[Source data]
-------
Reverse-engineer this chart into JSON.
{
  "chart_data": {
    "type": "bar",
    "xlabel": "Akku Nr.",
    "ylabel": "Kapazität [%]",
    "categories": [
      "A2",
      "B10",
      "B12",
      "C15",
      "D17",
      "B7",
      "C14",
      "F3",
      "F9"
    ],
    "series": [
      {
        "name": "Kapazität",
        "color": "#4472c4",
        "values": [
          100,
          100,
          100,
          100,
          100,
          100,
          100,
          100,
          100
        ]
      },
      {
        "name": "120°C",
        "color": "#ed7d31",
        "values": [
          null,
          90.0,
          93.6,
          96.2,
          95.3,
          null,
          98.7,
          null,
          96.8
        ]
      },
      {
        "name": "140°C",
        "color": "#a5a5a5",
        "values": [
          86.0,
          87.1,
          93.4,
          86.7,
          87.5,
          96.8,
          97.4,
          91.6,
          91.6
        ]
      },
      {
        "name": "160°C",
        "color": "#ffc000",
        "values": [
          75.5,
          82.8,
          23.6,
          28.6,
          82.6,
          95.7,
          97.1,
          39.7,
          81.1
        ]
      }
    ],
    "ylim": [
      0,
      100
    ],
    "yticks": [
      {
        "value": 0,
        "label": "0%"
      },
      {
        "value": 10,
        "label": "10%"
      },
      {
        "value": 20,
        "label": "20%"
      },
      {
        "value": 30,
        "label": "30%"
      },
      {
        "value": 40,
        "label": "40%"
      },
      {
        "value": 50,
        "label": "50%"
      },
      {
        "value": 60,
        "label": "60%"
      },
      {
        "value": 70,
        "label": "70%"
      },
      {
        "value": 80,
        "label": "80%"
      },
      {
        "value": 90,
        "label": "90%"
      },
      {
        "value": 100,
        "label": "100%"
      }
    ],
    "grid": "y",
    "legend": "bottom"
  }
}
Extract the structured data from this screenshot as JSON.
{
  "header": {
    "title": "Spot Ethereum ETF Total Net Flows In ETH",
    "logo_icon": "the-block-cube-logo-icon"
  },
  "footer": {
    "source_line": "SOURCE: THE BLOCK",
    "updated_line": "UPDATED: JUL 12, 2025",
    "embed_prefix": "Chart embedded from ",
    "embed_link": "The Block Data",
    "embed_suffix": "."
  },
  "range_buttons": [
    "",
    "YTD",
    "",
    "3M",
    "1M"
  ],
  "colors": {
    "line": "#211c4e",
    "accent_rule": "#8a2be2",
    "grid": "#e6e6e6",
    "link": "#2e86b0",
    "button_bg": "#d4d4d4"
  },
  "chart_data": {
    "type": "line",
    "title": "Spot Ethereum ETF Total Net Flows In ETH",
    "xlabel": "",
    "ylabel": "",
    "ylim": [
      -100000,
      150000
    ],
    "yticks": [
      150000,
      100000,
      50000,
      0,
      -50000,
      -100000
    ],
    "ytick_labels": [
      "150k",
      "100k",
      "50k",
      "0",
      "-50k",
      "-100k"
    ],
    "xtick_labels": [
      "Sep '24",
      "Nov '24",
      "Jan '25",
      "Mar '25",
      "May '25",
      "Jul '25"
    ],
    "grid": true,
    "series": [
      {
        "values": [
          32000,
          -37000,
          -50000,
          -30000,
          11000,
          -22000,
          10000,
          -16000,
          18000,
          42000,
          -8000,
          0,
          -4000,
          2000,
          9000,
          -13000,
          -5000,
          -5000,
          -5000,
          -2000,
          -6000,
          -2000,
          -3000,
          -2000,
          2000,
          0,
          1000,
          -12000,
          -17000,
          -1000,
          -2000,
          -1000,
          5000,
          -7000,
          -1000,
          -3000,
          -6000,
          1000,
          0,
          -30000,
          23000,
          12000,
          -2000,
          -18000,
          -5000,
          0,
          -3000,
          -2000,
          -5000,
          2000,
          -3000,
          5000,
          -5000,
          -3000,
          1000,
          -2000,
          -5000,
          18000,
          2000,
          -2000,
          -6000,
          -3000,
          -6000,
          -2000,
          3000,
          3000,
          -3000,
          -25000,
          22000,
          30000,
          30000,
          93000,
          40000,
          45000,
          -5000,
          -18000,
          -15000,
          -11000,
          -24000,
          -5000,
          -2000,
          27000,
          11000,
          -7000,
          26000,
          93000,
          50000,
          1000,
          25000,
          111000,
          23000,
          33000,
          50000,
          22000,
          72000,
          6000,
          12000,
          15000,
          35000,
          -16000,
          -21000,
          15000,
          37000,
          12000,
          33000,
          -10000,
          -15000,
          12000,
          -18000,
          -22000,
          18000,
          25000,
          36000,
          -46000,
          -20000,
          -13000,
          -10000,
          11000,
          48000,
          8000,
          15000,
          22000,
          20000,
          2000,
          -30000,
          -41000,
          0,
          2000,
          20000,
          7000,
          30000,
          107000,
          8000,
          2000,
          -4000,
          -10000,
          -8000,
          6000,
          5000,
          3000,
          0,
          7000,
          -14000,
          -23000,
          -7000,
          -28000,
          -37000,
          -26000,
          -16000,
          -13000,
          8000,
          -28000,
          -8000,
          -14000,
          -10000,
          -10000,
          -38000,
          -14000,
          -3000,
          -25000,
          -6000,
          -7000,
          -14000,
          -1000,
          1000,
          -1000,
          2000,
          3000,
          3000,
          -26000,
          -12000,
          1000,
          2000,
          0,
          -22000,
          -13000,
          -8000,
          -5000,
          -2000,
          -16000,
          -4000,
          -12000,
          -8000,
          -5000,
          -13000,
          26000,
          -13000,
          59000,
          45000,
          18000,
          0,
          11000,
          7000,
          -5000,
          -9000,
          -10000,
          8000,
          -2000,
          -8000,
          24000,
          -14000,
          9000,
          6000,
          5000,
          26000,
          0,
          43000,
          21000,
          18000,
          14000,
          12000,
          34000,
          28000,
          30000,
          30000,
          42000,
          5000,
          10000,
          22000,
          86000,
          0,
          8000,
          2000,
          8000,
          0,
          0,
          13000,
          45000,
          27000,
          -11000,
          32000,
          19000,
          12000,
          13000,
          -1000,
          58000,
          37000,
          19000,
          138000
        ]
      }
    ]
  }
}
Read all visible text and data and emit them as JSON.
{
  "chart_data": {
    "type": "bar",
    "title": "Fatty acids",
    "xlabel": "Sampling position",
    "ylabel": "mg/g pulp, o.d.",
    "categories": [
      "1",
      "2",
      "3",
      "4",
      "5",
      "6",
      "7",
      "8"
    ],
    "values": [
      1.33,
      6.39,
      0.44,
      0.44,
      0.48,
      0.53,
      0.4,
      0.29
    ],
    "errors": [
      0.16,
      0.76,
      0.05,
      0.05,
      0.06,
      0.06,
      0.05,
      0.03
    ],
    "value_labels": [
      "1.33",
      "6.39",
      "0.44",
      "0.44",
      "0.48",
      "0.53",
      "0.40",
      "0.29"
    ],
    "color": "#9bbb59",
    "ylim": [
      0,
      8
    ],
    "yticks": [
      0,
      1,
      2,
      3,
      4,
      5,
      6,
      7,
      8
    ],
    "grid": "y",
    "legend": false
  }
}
-------
What the exercise asks:
Print the material verbatim, all of it.

Output of the task:
Reverse-engineer this chart into JSON.
{
  "chart_data": {
    "type": "bar",
    "xlabel": "Akku Nr.",
    "ylabel": "Kapazität [%]",
    "categories": [
      "A2",
      "B10",
      "B12",
      "C15",
      "D17",
      "B7",
      "C14",
      "F3",
      "F9"
    ],
    "series": [
      {
        "name": "Kapazität",
        "color": "#4472c4",
        "values": [
          100,
          100,
          100,
          100,
          100,
          100,
          100,
          100,
          100
        ]
      },
      {
        "name": "120°C",
        "color": "#ed7d31",
        "values": [
          null,
          90.0,
          93.6,
          96.2,
          95.3,
          null,
          98.7,
          null,
          96.8
        ]
      },
      {
        "name": "140°C",
        "color": "#a5a5a5",
        "values": [
          86.0,
          87.1,
          93.4,
          86.7,
          87.5,
          96.8,
          97.4,
          91.6,
          91.6
        ]
      },
      {
        "name": "160°C",
        "color": "#ffc000",
        "values": [
          75.5,
          82.8,
          23.6,
          28.6,
          82.6,
          95.7,
          97.1,
          39.7,
          81.1
        ]
      }
    ],
    "ylim": [
      0,
      100
    ],
    "yticks": [
      {
        "value": 0,
        "label": "0%"
      },
      {
        "value": 10,
        "label": "10%"
      },
      {
        "value": 20,
        "label": "20%"
      },
      {
        "value": 30,
        "label": "30%"
      },
      {
        "value": 40,
        "label": "40%"
      },
      {
        "value": 50,
        "label": "50%"
      },
      {
        "value": 60,
        "label": "60%"
      },
      {
        "value": 70,
        "label": "70%"
      },
      {
        "value": 80,
        "label": "80%"
      },
      {
        "value": 90,
        "label": "90%"
      },
      {
        "value": 100,
        "label": "100%"
      }
    ],
    "grid": "y",
    "legend": "bottom"
  }
}
Extract the structured data from this screenshot as JSON.
{
  "header": {
    "title": "Spot Ethereum ETF Total Net Flows In ETH",
    "logo_icon": "the-block-cube-logo-icon"
  },
  "footer": {
    "source_line": "SOURCE: THE BLOCK",
    "updated_line": "UPDATED: JUL 12, 2025",
    "embed_prefix": "Chart embedded from ",
    "embed_link": "The Block Data",
    "embed_suffix": "."
  },
  "range_buttons": [
    "",
    "YTD",
    "",
    "3M",
    "1M"
  ],
  "colors": {
    "line": "#211c4e",
    "accent_rule": "#8a2be2",
    "grid": "#e6e6e6",
    "link": "#2e86b0",
    "button_bg": "#d4d4d4"
  },
  "chart_data": {
    "type": "line",
    "title": "Spot Ethereum ETF Total Net Flows In ETH",
    "xlabel": "",
    "ylabel": "",
    "ylim": [
      -100000,
      150000
    ],
    "yticks": [
      150000,
      100000,
      50000,
      0,
      -50000,
      -100000
    ],
    "ytick_labels": [
      "150k",
      "100k",
      "50k",
      "0",
      "-50k",
      "-100k"
    ],
    "xtick_labels": [
      "Sep '24",
      "Nov '24",
      "Jan '25",
      "Mar '25",
      "May '25",
      "Jul '25"
    ],
    "grid": true,
    "series": [
      {
        "values": [
          32000,
          -37000,
          -50000,
          -30000,
          11000,
          -22000,
          10000,
          -16000,
          18000,
          42000,
          -8000,
          0,
          -4000,
          2000,
          9000,
          -13000,
          -5000,
          -5000,
          -5000,
          -2000,
          -6000,
          -2000,
          -3000,
          -2000,
          2000,
          0,
          1000,
          -12000,
          -17000,
          -1000,
          -2000,
          -1000,
          5000,
          -7000,
          -1000,
          -3000,
          -6000,
          1000,
          0,
          -30000,
          23000,
          12000,
          -2000,
          -18000,
          -5000,
          0,
          -3000,
          -2000,
          -5000,
          2000,
          -3000,
          5000,
          -5000,
          -3000,
          1000,
          -2000,
          -5000,
          18000,
          2000,
          -2000,
          -6000,
          -3000,
          -6000,
          -2000,
          3000,
          3000,
          -3000,
          -25000,
          22000,
          30000,
          30000,
          93000,
          40000,
          45000,
          -5000,
          -18000,
          -15000,
          -11000,
          -24000,
          -5000,
          -2000,
          27000,
          11000,
          -7000,
          26000,
          93000,
          50000,
          1000,
          25000,
          111000,
          23000,
          33000,
          50000,
          22000,
          72000,
          6000,
          12000,
          15000,
          35000,
          -16000,
          -21000,
          15000,
          37000,
          12000,
          33000,
          -10000,
          -15000,
          12000,
          -18000,
          -22000,
          18000,
          25000,
          36000,
          -46000,
          -20000,
          -13000,
          -10000,
          11000,
          48000,
          8000,
          15000,
          22000,
          20000,
          2000,
          -30000,
          -41000,
          0,
          2000,
          20000,
          7000,
          30000,
          107000,
          8000,
          2000,
          -4000,
          -10000,
          -8000,
          6000,
          5000,
          3000,
          0,
          7000,
          -14000,
          -23000,
          -7000,
          -28000,
          -37000,
          -26000,
          -16000,
          -13000,
          8000,
          -28000,
          -8000,
          -14000,
          -10000,
          -10000,
          -38000,
          -14000,
          -3000,
          -25000,
          -6000,
          -7000,
          -14000,
          -1000,
          1000,
          -1000,
          2000,
          3000,
          3000,
          -26000,
          -12000,
          1000,
          2000,
          0,
          -22000,
          -13000,
          -8000,
          -5000,
          -2000,
          -16000,
          -4000,
          -12000,
          -8000,
          -5000,
          -13000,
          26000,
          -13000,
          59000,
          45000,
          18000,
          0,
          11000,
          7000,
          -5000,
          -9000,
          -10000,
          8000,
          -2000,
          -8000,
          24000,
          -14000,
          9000,
          6000,
          5000,
          26000,
          0,
          43000,
          21000,
          18000,
          14000,
          12000,
          34000,
          28000,
          30000,
          30000,
          42000,
          5000,
          10000,
          22000,
          86000,
          0,
          8000,
          2000,
          8000,
          0,
          0,
          13000,
          45000,
          27000,
          -11000,
          32000,
          19000,
          12000,
          13000,
          -1000,
          58000,
          37000,
          19000,
          138000
        ]
      }
    ]
  }
}
Read all visible text and data and emit them as JSON.
{
  "chart_data": {
    "type": "bar",
    "title": "Fatty acids",
    "xlabel": "Sampling position",
    "ylabel": "mg/g pulp, o.d.",
    "categories": [
      "1",
      "2",
      "3",
      "4",
      "5",
      "6",
      "7",
      "8"
    ],
    "values": [
      1.33,
      6.39,
      0.44,
      0.44,
      0.48,
      0.53,
      0.4,
      0.29
    ],
    "errors": [
      0.16,
      0.76,
      0.05,
      0.05,
      0.06,
      0.06,
      0.05,
      0.03
    ],
    "value_labels": [
      "1.33",
      "6.39",
      "0.44",
      "0.44",
      "0.48",
      "0.53",
      "0.40",
      "0.29"
    ],
    "color": "#9bbb59",
    "ylim": [
      0,
      8
    ],
    "yticks": [
      0,
      1,
      2,
      3,
      4,
      5,
      6,
      7,
      8
    ],
    "grid": "y",
    "legend": false
  }
}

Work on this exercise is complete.